- _Task prompt_: Using the listing below, report all lines holding the word "dots".

+++ Records for processing

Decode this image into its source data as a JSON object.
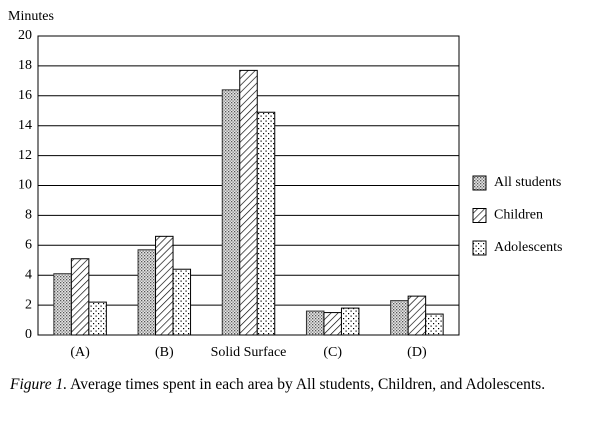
{
  "chart_data": {
    "type": "bar",
    "y_axis_label": "Minutes",
    "categories": [
      "(A)",
      "(B)",
      "Solid Surface",
      "(C)",
      "(D)"
    ],
    "series": [
      {
        "name": "All students",
        "color": "#9a9a9a",
        "pattern": "dense-dots",
        "values": [
          4.1,
          5.7,
          16.4,
          1.6,
          2.3
        ]
      },
      {
        "name": "Children",
        "color": "#000000",
        "pattern": "hatch",
        "values": [
          5.1,
          6.6,
          17.7,
          1.5,
          2.6
        ]
      },
      {
        "name": "Adolescents",
        "color": "#000000",
        "pattern": "sparse-dots",
        "values": [
          2.2,
          4.4,
          14.9,
          1.8,
          1.4
        ]
      }
    ],
    "ylim": [
      0,
      20
    ],
    "yticks": [
      0,
      2,
      4,
      6,
      8,
      10,
      12,
      14,
      16,
      18,
      20
    ],
    "grid": true,
    "legend": "right",
    "caption_label": "Figure 1.",
    "caption": "Average times spent in each area by All students, Children, and Adolescents."
  }
}
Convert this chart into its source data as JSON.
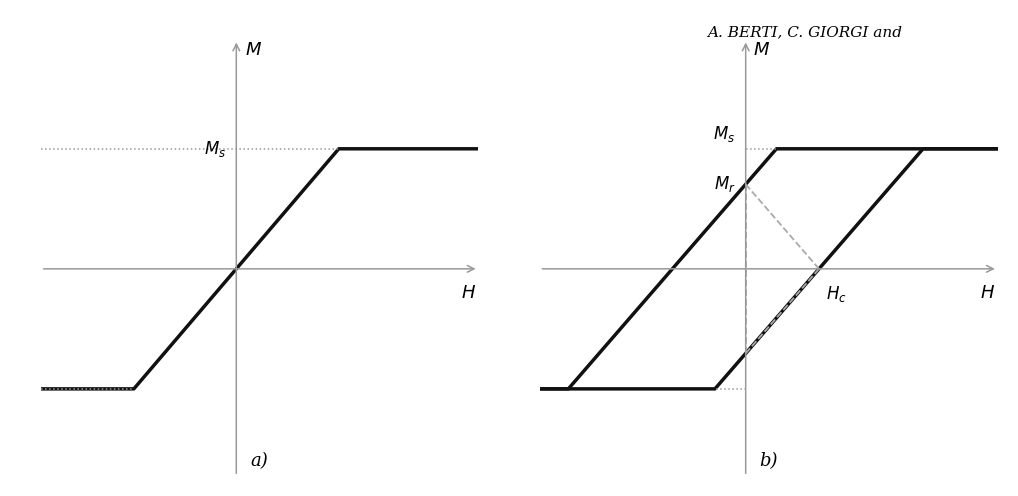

++++++

- _Solution to the exercise_:
        "pattern": "dense-dots",
        "pattern": "sparse-dots",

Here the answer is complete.